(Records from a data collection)
◇ ◇ ◇ ◇ ◇
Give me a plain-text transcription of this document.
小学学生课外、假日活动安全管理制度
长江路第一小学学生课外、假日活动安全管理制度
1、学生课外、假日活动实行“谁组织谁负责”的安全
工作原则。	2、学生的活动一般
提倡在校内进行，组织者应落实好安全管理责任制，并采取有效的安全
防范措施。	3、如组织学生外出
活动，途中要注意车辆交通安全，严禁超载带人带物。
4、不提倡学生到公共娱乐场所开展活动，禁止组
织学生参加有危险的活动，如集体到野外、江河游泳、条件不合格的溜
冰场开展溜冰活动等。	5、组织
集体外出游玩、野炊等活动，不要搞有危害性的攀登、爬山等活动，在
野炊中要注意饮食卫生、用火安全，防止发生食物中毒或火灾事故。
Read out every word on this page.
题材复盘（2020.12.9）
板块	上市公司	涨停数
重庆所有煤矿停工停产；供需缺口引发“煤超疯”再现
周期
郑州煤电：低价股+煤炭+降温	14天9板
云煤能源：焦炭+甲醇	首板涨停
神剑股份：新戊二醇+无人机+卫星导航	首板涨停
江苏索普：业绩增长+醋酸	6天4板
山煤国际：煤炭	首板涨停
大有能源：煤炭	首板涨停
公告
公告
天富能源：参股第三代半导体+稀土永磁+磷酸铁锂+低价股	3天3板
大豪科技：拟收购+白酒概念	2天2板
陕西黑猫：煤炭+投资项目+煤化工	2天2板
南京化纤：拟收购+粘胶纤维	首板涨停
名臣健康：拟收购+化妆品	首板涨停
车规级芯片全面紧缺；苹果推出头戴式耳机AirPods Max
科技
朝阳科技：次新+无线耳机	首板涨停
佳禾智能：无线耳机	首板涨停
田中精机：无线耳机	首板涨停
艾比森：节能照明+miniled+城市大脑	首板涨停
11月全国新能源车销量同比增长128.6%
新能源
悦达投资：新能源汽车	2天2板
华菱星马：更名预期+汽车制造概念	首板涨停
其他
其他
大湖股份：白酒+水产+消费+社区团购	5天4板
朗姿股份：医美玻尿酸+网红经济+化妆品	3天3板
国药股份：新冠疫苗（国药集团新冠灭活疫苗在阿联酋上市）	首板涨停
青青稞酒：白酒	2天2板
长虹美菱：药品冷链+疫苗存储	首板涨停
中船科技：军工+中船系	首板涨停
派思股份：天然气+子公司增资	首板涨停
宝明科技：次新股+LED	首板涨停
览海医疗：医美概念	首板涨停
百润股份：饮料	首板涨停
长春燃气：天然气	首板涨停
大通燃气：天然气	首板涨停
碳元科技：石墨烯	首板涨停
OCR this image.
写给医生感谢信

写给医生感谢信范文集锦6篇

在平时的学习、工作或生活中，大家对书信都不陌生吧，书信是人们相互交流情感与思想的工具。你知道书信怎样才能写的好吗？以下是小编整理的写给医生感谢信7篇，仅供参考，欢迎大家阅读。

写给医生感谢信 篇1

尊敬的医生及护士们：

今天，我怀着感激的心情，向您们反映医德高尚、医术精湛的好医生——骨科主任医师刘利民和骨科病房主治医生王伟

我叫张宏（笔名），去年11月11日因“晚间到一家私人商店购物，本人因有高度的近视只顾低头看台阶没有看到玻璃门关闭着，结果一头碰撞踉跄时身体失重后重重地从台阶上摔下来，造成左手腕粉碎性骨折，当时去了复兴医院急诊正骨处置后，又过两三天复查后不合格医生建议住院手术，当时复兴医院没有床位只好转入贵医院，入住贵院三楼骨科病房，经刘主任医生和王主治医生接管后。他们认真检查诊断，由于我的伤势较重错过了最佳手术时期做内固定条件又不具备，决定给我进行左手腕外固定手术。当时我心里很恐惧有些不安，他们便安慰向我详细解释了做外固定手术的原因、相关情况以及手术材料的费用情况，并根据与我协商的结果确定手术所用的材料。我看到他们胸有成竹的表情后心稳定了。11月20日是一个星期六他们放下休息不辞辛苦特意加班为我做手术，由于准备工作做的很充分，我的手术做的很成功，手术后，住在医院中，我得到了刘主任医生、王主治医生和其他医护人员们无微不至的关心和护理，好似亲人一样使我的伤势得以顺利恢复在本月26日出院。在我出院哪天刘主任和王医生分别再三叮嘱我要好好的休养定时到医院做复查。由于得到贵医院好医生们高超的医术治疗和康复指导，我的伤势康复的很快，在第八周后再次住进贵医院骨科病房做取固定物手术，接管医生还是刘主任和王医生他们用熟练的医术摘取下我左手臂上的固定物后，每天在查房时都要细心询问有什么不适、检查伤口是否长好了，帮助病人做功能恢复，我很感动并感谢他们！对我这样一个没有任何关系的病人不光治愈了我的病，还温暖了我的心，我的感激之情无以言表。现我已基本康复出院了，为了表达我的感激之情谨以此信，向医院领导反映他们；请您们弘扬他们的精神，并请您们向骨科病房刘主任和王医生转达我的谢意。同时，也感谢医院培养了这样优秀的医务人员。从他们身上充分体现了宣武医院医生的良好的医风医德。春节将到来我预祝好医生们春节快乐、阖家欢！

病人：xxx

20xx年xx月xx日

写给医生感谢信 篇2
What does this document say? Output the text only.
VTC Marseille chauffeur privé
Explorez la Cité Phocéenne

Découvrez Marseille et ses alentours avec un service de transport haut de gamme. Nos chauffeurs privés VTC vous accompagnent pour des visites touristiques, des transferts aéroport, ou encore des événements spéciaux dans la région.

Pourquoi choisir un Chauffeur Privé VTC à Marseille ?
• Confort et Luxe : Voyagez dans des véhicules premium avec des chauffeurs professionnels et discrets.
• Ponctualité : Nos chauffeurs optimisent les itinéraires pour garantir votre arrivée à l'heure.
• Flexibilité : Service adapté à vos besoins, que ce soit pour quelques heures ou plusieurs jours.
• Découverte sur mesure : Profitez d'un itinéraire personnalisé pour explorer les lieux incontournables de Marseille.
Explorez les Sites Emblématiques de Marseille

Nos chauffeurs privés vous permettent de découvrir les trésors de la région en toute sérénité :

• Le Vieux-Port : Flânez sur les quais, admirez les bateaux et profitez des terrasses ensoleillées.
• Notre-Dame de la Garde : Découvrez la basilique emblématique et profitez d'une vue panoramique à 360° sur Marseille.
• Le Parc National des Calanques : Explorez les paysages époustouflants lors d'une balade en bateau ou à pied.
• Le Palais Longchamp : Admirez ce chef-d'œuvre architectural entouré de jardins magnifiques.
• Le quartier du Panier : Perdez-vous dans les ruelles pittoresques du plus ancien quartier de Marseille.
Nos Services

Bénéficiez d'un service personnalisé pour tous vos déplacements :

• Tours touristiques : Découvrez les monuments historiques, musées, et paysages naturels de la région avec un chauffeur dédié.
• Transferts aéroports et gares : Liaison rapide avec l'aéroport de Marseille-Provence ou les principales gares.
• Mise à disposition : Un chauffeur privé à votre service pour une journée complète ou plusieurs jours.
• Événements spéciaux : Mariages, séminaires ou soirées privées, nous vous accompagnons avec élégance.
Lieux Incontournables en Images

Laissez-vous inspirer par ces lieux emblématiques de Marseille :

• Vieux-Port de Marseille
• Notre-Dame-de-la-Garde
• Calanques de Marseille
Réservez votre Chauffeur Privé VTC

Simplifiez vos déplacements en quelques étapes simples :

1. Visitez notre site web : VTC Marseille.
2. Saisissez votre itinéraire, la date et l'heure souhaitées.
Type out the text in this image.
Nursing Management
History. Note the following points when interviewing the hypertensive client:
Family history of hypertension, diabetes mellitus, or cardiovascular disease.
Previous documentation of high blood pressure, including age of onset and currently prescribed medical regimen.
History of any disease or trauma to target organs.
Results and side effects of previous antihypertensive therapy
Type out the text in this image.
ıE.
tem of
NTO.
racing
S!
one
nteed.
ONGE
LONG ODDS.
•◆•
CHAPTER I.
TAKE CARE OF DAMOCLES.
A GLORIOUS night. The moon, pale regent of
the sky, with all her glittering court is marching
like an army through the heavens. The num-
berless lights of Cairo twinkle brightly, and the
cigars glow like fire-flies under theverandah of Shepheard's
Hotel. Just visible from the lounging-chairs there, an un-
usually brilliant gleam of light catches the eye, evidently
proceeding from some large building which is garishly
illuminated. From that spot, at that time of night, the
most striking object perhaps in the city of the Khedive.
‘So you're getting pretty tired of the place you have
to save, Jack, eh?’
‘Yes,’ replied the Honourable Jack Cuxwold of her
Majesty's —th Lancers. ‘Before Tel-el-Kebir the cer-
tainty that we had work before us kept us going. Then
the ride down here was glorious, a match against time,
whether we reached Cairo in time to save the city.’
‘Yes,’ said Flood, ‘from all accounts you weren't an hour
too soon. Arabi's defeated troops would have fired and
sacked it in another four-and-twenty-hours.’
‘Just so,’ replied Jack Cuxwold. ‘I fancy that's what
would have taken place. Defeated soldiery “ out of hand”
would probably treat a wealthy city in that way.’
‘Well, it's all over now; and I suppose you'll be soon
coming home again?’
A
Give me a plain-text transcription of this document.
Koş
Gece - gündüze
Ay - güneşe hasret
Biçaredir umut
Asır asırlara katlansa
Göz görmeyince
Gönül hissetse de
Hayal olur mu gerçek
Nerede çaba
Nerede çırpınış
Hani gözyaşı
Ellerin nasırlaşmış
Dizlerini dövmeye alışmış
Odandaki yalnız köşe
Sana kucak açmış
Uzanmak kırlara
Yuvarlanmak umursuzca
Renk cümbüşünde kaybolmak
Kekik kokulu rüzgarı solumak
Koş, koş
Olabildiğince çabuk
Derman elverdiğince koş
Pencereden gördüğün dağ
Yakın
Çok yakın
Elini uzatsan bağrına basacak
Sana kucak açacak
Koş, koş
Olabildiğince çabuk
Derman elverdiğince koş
◇ ◇ ◇ ◇ ◇
Go through the lines above. Select every one that has the string "have".

§ **Solved exercise**
‘So you're getting pretty tired of the place you have
too soon. Arabi's defeated troops would have fired and
would have taken place. Defeated soldiery “ out of hand”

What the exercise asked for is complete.